• Requirement
Reproduce the material below with "data-point" replaced by "marker" everywhere it appears and everything else unchanged. Omit the pictures from your answer.

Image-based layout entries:
┌──
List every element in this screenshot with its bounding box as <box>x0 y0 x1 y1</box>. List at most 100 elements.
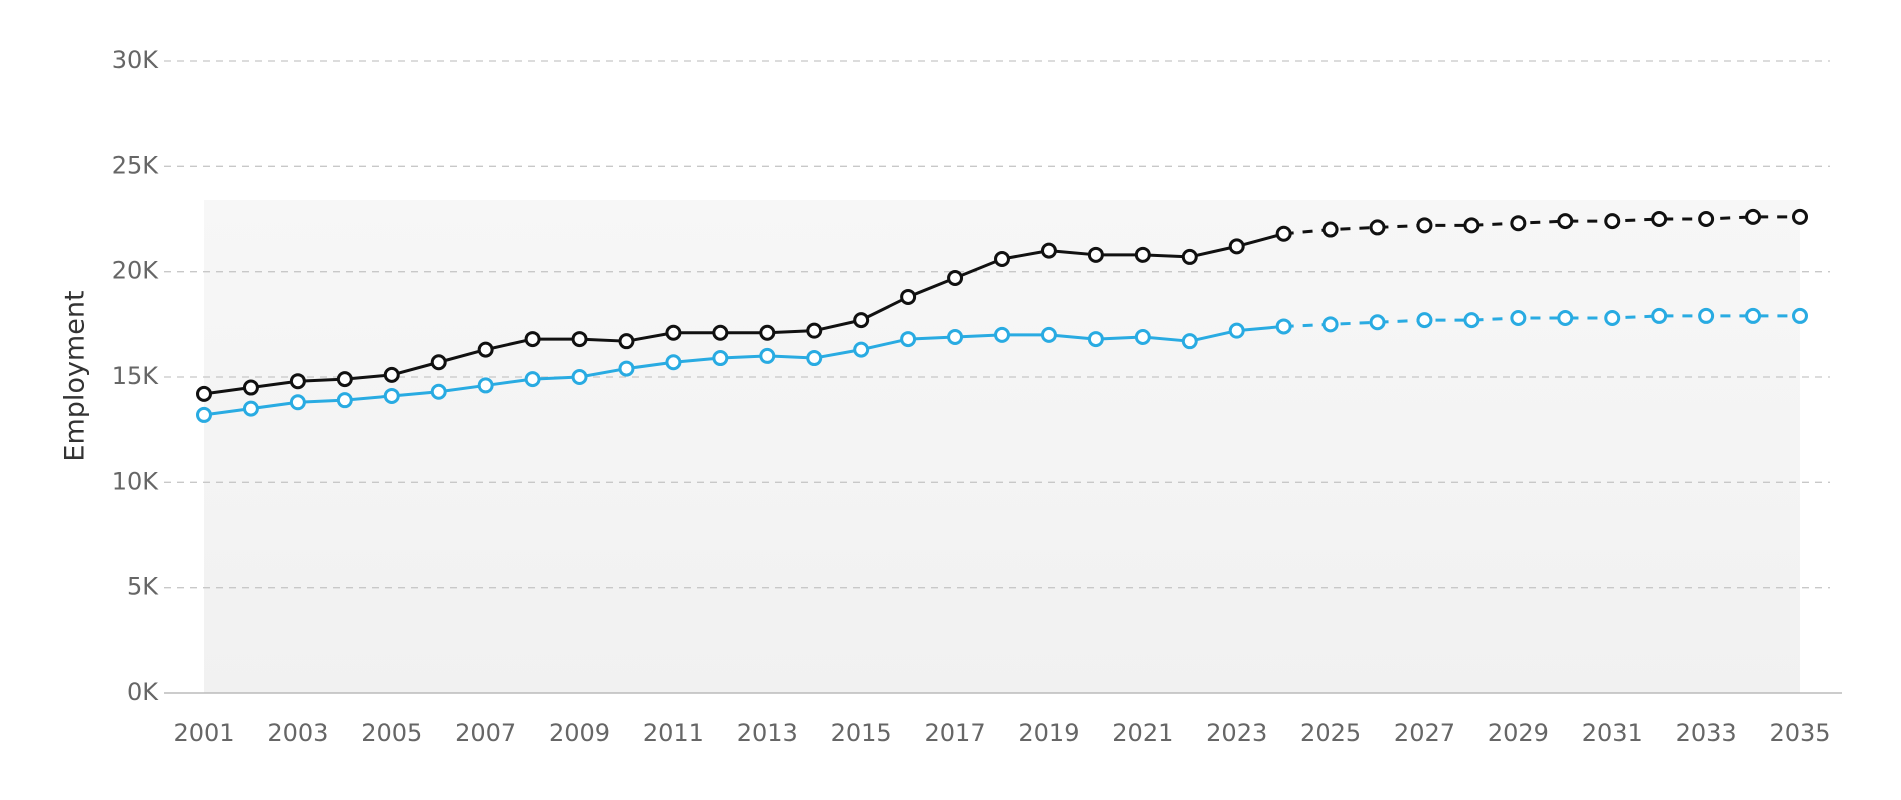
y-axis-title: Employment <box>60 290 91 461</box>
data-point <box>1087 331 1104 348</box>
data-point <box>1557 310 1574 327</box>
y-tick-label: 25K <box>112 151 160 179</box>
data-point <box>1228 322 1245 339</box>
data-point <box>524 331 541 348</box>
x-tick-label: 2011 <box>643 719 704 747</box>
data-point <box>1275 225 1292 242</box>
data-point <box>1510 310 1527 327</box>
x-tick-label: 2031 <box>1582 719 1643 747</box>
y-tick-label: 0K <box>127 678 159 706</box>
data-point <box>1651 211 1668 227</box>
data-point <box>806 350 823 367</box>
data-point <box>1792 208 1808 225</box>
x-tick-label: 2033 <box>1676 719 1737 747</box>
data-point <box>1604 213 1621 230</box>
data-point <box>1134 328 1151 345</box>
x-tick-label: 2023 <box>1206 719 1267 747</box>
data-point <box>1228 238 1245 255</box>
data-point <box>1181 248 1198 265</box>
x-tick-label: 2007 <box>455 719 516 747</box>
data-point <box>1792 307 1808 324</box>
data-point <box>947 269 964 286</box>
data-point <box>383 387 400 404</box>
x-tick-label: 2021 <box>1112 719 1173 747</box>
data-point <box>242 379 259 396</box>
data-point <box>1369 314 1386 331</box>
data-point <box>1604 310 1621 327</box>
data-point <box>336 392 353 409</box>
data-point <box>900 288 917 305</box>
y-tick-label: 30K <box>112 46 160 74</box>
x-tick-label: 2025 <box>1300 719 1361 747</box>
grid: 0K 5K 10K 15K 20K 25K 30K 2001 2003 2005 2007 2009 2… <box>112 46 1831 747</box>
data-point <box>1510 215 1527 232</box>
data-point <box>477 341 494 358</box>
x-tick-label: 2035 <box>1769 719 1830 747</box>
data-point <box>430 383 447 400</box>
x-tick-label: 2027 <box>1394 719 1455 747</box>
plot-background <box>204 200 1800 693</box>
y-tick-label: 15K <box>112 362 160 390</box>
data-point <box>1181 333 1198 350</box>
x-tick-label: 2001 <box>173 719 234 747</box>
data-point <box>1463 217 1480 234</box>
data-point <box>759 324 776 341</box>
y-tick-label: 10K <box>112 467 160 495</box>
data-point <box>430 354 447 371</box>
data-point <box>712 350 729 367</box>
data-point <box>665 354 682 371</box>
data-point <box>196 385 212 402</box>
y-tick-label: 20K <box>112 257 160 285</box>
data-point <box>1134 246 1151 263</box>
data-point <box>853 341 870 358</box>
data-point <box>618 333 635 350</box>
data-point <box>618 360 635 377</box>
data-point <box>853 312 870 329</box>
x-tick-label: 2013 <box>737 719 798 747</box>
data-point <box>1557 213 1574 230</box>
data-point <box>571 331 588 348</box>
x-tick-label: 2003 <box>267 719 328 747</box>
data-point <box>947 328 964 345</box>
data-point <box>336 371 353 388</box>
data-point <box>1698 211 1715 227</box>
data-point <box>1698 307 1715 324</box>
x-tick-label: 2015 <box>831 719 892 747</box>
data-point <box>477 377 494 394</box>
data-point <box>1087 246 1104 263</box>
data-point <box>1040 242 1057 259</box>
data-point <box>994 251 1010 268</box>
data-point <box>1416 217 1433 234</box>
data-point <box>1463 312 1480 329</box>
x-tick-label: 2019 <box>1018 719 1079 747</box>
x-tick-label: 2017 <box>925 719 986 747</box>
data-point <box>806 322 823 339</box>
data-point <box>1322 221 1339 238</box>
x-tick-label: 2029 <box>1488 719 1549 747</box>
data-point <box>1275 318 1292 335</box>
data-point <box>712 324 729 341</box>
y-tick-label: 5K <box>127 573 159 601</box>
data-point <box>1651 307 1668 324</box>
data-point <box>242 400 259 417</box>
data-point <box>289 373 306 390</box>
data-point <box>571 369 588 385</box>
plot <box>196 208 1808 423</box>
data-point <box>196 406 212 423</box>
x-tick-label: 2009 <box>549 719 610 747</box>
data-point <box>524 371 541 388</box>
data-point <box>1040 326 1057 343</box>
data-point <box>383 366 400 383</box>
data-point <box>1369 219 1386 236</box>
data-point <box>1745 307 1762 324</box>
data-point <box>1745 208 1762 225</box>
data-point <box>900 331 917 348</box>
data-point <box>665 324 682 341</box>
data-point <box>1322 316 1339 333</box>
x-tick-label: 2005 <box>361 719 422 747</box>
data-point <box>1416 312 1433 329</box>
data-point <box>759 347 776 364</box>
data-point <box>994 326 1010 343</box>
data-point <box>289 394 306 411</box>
└──
• Full response
List every element in this screenshot with its bounding box as <box>x0 y0 x1 y1</box>. List at most 100 elements.
y-axis-title: Employment <box>60 290 91 461</box>
marker <box>1087 331 1104 348</box>
marker <box>1557 310 1574 327</box>
y-tick-label: 25K <box>112 151 160 179</box>
marker <box>1228 322 1245 339</box>
marker <box>524 331 541 348</box>
x-tick-label: 2011 <box>643 719 704 747</box>
marker <box>1275 225 1292 242</box>
marker <box>1510 310 1527 327</box>
x-tick-label: 2031 <box>1582 719 1643 747</box>
y-tick-label: 0K <box>127 678 159 706</box>
marker <box>1651 211 1668 227</box>
marker <box>806 350 823 367</box>
marker <box>1792 208 1808 225</box>
x-tick-label: 2033 <box>1676 719 1737 747</box>
marker <box>1604 213 1621 230</box>
marker <box>1134 328 1151 345</box>
x-tick-label: 2023 <box>1206 719 1267 747</box>
marker <box>1228 238 1245 255</box>
marker <box>1181 248 1198 265</box>
x-tick-label: 2007 <box>455 719 516 747</box>
marker <box>1792 307 1808 324</box>
marker <box>947 269 964 286</box>
marker <box>383 387 400 404</box>
x-tick-label: 2021 <box>1112 719 1173 747</box>
marker <box>242 379 259 396</box>
marker <box>1369 314 1386 331</box>
marker <box>1604 310 1621 327</box>
marker <box>336 392 353 409</box>
marker <box>900 288 917 305</box>
y-tick-label: 30K <box>112 46 160 74</box>
x-tick-label: 2025 <box>1300 719 1361 747</box>
grid: 0K 5K 10K 15K 20K 25K 30K 2001 2003 2005 2007 2009 2… <box>112 46 1831 747</box>
marker <box>1510 215 1527 232</box>
marker <box>477 341 494 358</box>
x-tick-label: 2035 <box>1769 719 1830 747</box>
marker <box>430 383 447 400</box>
x-tick-label: 2027 <box>1394 719 1455 747</box>
plot-background <box>204 200 1800 693</box>
y-tick-label: 15K <box>112 362 160 390</box>
marker <box>1181 333 1198 350</box>
x-tick-label: 2001 <box>173 719 234 747</box>
marker <box>1463 217 1480 234</box>
marker <box>759 324 776 341</box>
y-tick-label: 10K <box>112 467 160 495</box>
marker <box>430 354 447 371</box>
marker <box>712 350 729 367</box>
marker <box>665 354 682 371</box>
marker <box>196 385 212 402</box>
y-tick-label: 20K <box>112 257 160 285</box>
marker <box>1134 246 1151 263</box>
marker <box>853 341 870 358</box>
marker <box>618 333 635 350</box>
marker <box>618 360 635 377</box>
marker <box>853 312 870 329</box>
x-tick-label: 2013 <box>737 719 798 747</box>
marker <box>1557 213 1574 230</box>
marker <box>571 331 588 348</box>
x-tick-label: 2003 <box>267 719 328 747</box>
marker <box>947 328 964 345</box>
marker <box>336 371 353 388</box>
marker <box>1698 211 1715 227</box>
marker <box>1698 307 1715 324</box>
x-tick-label: 2015 <box>831 719 892 747</box>
marker <box>477 377 494 394</box>
marker <box>1087 246 1104 263</box>
marker <box>1040 242 1057 259</box>
marker <box>994 251 1010 268</box>
marker <box>1416 217 1433 234</box>
marker <box>1463 312 1480 329</box>
x-tick-label: 2019 <box>1018 719 1079 747</box>
x-tick-label: 2017 <box>925 719 986 747</box>
marker <box>806 322 823 339</box>
marker <box>1322 221 1339 238</box>
x-tick-label: 2029 <box>1488 719 1549 747</box>
marker <box>1275 318 1292 335</box>
marker <box>712 324 729 341</box>
y-tick-label: 5K <box>127 573 159 601</box>
marker <box>1651 307 1668 324</box>
marker <box>242 400 259 417</box>
marker <box>289 373 306 390</box>
marker <box>571 369 588 385</box>
plot <box>196 208 1808 423</box>
marker <box>196 406 212 423</box>
x-tick-label: 2009 <box>549 719 610 747</box>
marker <box>524 371 541 388</box>
marker <box>1040 326 1057 343</box>
marker <box>383 366 400 383</box>
marker <box>1369 219 1386 236</box>
marker <box>1745 307 1762 324</box>
marker <box>1745 208 1762 225</box>
marker <box>900 331 917 348</box>
marker <box>665 324 682 341</box>
marker <box>1322 316 1339 333</box>
x-tick-label: 2005 <box>361 719 422 747</box>
marker <box>1416 312 1433 329</box>
marker <box>759 347 776 364</box>
marker <box>994 326 1010 343</box>
marker <box>289 394 306 411</box>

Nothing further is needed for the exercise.